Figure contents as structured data
BEGIN
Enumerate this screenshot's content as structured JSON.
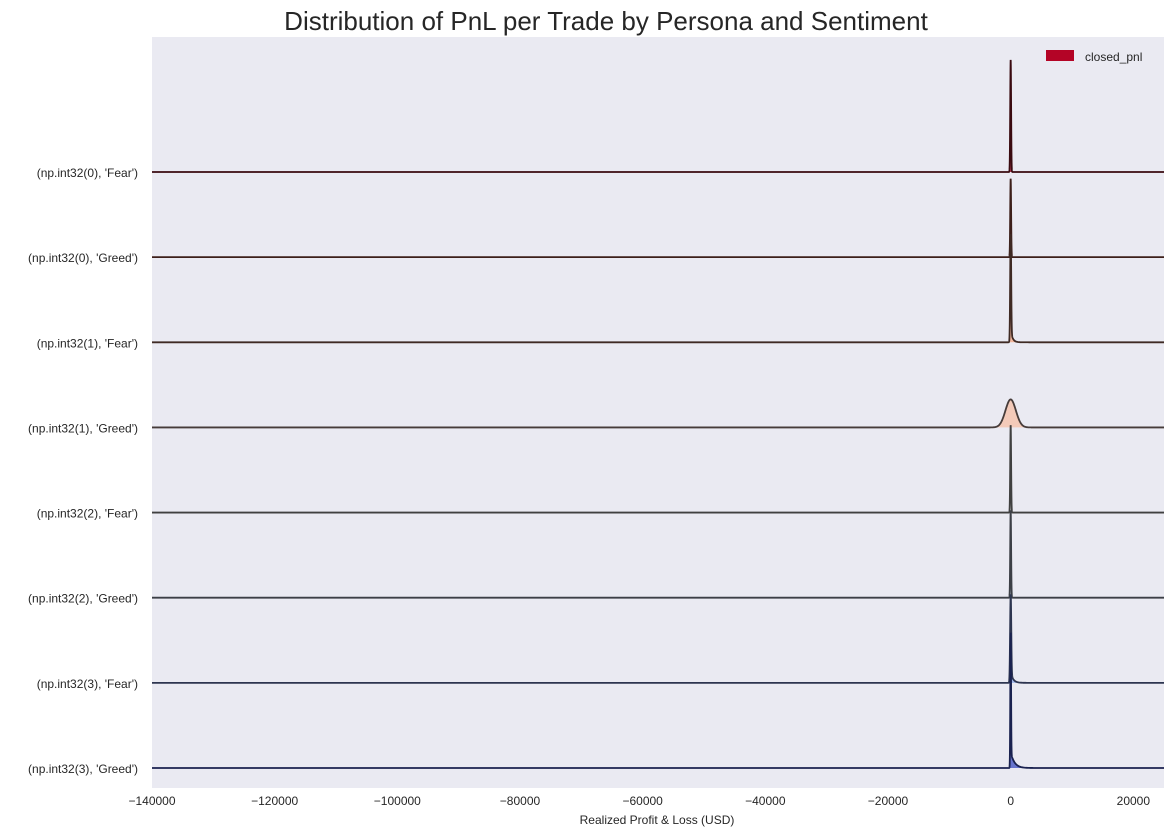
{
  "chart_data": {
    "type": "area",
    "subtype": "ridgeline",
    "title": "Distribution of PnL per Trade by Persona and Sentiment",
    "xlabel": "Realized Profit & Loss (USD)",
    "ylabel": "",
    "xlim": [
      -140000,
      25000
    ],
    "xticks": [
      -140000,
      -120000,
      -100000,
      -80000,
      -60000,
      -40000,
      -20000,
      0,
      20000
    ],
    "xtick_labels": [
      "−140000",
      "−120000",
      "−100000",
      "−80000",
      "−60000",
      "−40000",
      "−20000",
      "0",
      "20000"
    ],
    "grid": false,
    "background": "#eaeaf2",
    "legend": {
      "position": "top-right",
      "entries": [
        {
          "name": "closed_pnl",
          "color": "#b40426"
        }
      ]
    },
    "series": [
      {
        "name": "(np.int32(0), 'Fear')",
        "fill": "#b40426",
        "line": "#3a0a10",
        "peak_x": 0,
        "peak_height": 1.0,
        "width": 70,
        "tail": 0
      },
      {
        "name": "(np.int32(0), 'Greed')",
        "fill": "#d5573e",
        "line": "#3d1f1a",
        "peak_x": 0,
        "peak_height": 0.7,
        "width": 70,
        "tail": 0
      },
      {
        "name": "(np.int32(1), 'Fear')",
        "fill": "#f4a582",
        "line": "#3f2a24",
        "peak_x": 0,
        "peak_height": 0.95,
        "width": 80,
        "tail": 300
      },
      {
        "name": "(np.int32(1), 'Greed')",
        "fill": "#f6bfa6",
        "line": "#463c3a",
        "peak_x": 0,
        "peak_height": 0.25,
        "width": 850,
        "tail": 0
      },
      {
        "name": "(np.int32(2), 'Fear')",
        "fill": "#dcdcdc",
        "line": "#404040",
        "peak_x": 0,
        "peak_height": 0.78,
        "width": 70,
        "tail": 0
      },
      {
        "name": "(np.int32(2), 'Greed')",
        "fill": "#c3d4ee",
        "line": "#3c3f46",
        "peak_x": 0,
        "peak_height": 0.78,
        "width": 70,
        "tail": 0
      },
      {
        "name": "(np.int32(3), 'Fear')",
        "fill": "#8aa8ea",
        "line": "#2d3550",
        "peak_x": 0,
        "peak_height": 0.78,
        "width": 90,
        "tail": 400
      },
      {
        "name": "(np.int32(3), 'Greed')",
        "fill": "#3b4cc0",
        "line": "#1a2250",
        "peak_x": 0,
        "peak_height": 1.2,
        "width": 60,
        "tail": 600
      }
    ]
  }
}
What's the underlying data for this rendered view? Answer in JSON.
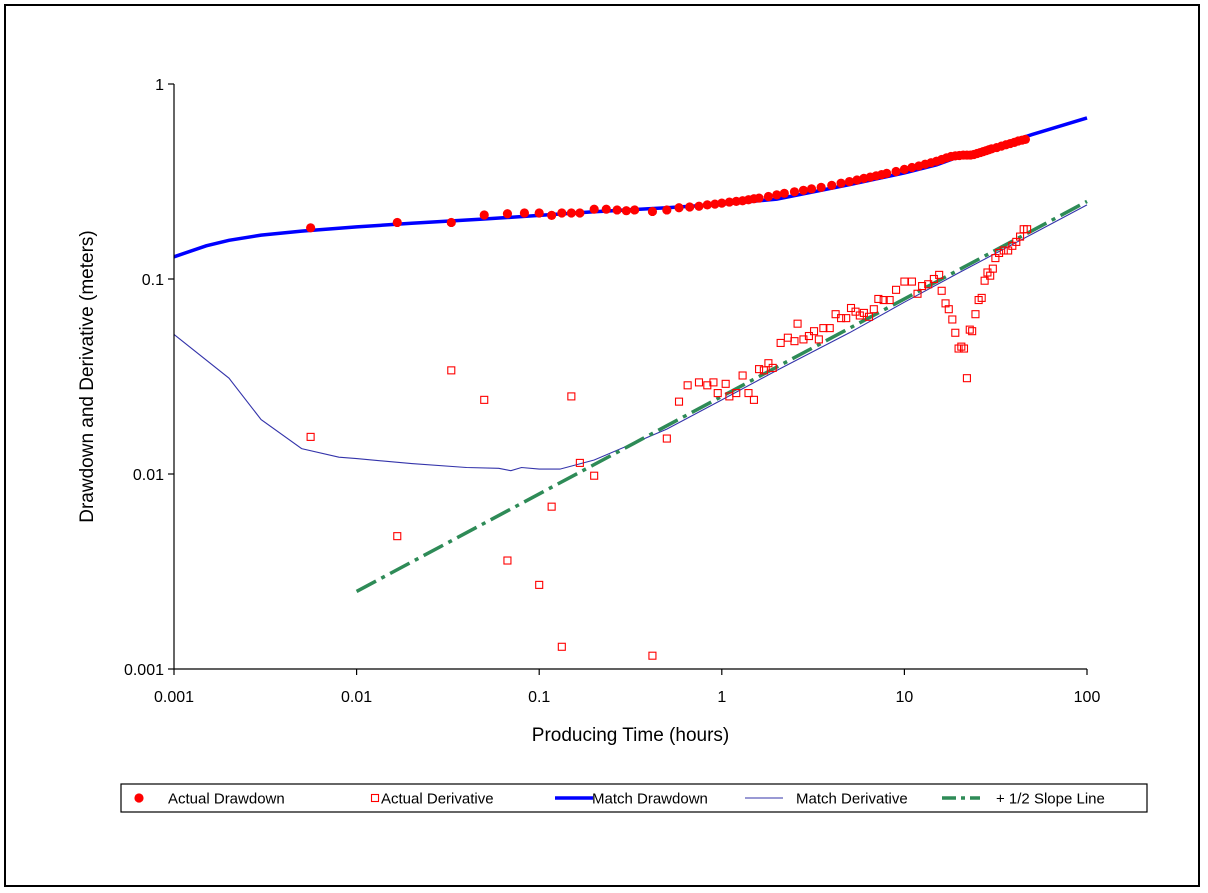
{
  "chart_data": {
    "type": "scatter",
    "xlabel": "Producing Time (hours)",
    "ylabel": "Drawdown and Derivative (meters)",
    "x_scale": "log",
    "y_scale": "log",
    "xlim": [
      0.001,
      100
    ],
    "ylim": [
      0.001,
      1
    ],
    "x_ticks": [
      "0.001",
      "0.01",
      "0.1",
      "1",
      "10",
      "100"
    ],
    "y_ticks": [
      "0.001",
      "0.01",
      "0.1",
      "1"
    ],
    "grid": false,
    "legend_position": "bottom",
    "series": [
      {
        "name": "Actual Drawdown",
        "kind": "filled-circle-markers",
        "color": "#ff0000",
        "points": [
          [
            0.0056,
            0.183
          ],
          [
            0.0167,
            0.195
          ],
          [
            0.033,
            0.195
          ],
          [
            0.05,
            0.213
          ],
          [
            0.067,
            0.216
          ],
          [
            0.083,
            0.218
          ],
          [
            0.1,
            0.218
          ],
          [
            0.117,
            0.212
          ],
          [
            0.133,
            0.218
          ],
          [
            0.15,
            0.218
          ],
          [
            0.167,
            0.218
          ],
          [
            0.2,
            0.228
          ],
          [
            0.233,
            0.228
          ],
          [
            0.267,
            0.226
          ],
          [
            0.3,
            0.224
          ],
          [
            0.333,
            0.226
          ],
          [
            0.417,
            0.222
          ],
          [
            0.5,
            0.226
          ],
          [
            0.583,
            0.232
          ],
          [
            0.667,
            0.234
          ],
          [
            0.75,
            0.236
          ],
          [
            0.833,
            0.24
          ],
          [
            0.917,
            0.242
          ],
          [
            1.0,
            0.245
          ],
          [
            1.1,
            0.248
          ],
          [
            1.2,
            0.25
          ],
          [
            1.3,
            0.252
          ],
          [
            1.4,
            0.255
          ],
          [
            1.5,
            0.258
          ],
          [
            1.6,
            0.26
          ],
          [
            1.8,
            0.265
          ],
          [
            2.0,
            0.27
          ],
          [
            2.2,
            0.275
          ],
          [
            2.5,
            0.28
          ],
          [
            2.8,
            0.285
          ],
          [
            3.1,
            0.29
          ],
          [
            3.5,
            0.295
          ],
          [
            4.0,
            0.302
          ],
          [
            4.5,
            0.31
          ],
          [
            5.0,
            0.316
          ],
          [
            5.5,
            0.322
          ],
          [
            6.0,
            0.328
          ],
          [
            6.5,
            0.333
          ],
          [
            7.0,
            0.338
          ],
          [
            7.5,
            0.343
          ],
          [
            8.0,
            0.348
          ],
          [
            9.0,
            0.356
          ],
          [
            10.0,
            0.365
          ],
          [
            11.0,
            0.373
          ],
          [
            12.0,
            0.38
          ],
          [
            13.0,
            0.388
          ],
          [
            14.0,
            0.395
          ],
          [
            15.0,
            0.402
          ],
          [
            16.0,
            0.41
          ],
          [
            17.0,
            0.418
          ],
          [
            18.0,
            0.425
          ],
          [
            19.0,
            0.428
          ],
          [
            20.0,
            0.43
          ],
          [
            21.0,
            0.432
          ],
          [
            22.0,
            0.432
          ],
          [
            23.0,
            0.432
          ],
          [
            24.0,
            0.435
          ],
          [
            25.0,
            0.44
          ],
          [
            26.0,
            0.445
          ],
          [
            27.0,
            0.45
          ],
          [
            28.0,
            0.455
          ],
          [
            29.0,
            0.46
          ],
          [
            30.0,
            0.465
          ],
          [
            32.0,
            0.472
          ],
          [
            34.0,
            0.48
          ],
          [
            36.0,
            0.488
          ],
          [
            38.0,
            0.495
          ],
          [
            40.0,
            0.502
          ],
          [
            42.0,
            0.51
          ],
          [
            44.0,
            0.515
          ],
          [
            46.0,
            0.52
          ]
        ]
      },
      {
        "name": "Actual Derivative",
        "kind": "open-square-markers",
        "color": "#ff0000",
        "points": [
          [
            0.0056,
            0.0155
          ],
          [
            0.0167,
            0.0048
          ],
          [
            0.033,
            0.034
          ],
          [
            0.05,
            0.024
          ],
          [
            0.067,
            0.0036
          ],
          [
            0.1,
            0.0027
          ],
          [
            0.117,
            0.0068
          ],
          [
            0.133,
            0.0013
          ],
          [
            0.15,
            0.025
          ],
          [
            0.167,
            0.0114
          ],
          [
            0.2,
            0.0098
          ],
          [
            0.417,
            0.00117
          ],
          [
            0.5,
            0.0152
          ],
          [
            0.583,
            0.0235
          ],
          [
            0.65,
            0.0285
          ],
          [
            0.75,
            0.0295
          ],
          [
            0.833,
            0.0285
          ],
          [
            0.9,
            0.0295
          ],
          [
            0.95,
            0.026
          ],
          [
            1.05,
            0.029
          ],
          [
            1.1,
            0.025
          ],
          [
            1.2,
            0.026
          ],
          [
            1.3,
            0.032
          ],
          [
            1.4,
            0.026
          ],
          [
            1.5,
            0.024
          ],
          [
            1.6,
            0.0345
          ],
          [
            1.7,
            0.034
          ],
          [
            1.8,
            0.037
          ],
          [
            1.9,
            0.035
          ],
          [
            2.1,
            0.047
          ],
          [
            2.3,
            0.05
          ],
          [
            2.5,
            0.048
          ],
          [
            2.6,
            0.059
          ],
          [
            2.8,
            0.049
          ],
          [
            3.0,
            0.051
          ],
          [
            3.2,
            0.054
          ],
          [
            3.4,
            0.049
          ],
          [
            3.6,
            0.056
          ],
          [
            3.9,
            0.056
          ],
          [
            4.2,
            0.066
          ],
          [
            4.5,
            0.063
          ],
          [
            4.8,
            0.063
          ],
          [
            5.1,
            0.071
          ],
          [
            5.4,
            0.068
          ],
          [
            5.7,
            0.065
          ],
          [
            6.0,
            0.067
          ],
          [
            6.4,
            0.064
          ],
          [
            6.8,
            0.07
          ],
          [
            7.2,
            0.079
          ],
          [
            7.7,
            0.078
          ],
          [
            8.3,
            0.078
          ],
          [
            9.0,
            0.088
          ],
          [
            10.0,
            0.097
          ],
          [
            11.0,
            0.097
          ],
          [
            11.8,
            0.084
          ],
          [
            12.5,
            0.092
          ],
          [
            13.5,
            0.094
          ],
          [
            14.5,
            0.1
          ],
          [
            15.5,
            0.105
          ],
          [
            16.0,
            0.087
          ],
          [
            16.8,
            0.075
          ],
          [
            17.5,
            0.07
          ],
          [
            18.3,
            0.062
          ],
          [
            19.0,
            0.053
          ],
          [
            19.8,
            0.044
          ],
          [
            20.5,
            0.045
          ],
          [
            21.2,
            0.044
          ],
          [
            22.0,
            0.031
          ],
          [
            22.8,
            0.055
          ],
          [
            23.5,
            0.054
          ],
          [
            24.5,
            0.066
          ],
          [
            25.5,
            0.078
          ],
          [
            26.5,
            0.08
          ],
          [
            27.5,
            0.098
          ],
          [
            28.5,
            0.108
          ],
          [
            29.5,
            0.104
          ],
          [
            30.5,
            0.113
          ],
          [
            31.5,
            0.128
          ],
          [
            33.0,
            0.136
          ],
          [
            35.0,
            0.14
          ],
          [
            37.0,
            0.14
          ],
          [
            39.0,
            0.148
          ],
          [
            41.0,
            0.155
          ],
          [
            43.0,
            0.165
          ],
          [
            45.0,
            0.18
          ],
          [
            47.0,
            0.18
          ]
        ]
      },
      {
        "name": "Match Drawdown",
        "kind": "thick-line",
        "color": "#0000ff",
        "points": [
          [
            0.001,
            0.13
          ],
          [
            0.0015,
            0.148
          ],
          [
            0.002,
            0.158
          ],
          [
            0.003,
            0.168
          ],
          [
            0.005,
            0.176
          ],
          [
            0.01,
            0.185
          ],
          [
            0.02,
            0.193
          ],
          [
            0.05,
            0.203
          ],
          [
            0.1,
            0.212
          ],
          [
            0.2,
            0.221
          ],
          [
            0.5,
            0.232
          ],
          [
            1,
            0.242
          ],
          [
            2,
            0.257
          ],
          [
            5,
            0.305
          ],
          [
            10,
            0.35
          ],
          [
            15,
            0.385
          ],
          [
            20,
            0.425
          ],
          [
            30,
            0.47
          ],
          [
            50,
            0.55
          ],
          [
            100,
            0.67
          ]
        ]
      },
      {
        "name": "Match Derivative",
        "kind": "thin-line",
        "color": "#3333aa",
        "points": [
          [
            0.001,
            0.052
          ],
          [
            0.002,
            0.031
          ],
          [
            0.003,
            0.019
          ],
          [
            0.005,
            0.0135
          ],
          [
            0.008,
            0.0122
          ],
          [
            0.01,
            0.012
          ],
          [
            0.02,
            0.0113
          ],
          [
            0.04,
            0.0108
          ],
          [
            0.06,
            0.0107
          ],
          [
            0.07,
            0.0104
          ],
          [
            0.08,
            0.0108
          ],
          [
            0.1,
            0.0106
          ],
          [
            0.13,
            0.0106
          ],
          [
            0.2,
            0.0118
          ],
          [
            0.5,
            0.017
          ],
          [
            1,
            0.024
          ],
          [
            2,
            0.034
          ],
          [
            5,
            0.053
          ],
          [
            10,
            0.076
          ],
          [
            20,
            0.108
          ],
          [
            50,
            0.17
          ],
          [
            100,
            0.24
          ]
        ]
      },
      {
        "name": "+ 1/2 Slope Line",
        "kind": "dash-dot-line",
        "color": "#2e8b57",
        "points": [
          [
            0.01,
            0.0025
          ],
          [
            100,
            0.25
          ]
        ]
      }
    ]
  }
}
END
§ Exercise instructions: Identify the lines above with the word "xlabel". Copy them.

§ Exercise output:
    "xlabel": "Realized Profit & Loss (USD)",
    "xlabel": "Producing Time (hours)",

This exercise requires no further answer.